■ STATED TASK: Every record must be written out once more, with nothing added or omitted.
:::
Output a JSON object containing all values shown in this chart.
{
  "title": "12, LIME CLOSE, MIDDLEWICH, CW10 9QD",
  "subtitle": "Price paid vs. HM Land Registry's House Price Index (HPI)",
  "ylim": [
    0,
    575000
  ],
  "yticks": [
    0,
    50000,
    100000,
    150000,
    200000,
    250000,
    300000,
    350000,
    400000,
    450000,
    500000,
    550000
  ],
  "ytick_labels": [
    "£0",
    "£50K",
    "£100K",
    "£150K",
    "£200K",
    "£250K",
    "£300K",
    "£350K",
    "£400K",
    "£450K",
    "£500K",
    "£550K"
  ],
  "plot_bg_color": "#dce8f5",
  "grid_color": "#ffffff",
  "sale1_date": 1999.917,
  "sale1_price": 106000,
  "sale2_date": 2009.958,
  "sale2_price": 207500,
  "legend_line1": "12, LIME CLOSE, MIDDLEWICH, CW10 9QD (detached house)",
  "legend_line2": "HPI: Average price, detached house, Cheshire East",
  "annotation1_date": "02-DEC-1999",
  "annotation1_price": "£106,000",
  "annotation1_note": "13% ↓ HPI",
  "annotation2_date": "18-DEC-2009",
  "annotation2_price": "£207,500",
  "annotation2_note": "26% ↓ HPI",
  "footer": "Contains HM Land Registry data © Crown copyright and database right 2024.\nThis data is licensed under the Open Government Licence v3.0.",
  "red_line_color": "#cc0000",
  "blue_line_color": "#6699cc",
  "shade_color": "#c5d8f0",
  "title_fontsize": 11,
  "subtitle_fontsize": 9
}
:::
■ THE ANSWER:
Output a JSON object containing all values shown in this chart.
{
  "title": "12, LIME CLOSE, MIDDLEWICH, CW10 9QD",
  "subtitle": "Price paid vs. HM Land Registry's House Price Index (HPI)",
  "ylim": [
    0,
    575000
  ],
  "yticks": [
    0,
    50000,
    100000,
    150000,
    200000,
    250000,
    300000,
    350000,
    400000,
    450000,
    500000,
    550000
  ],
  "ytick_labels": [
    "£0",
    "£50K",
    "£100K",
    "£150K",
    "£200K",
    "£250K",
    "£300K",
    "£350K",
    "£400K",
    "£450K",
    "£500K",
    "£550K"
  ],
  "plot_bg_color": "#dce8f5",
  "grid_color": "#ffffff",
  "sale1_date": 1999.917,
  "sale1_price": 106000,
  "sale2_date": 2009.958,
  "sale2_price": 207500,
  "legend_line1": "12, LIME CLOSE, MIDDLEWICH, CW10 9QD (detached house)",
  "legend_line2": "HPI: Average price, detached house, Cheshire East",
  "annotation1_date": "02-DEC-1999",
  "annotation1_price": "£106,000",
  "annotation1_note": "13% ↓ HPI",
  "annotation2_date": "18-DEC-2009",
  "annotation2_price": "£207,500",
  "annotation2_note": "26% ↓ HPI",
  "footer": "Contains HM Land Registry data © Crown copyright and database right 2024.\nThis data is licensed under the Open Government Licence v3.0.",
  "red_line_color": "#cc0000",
  "blue_line_color": "#6699cc",
  "shade_color": "#c5d8f0",
  "title_fontsize": 11,
  "subtitle_fontsize": 9
}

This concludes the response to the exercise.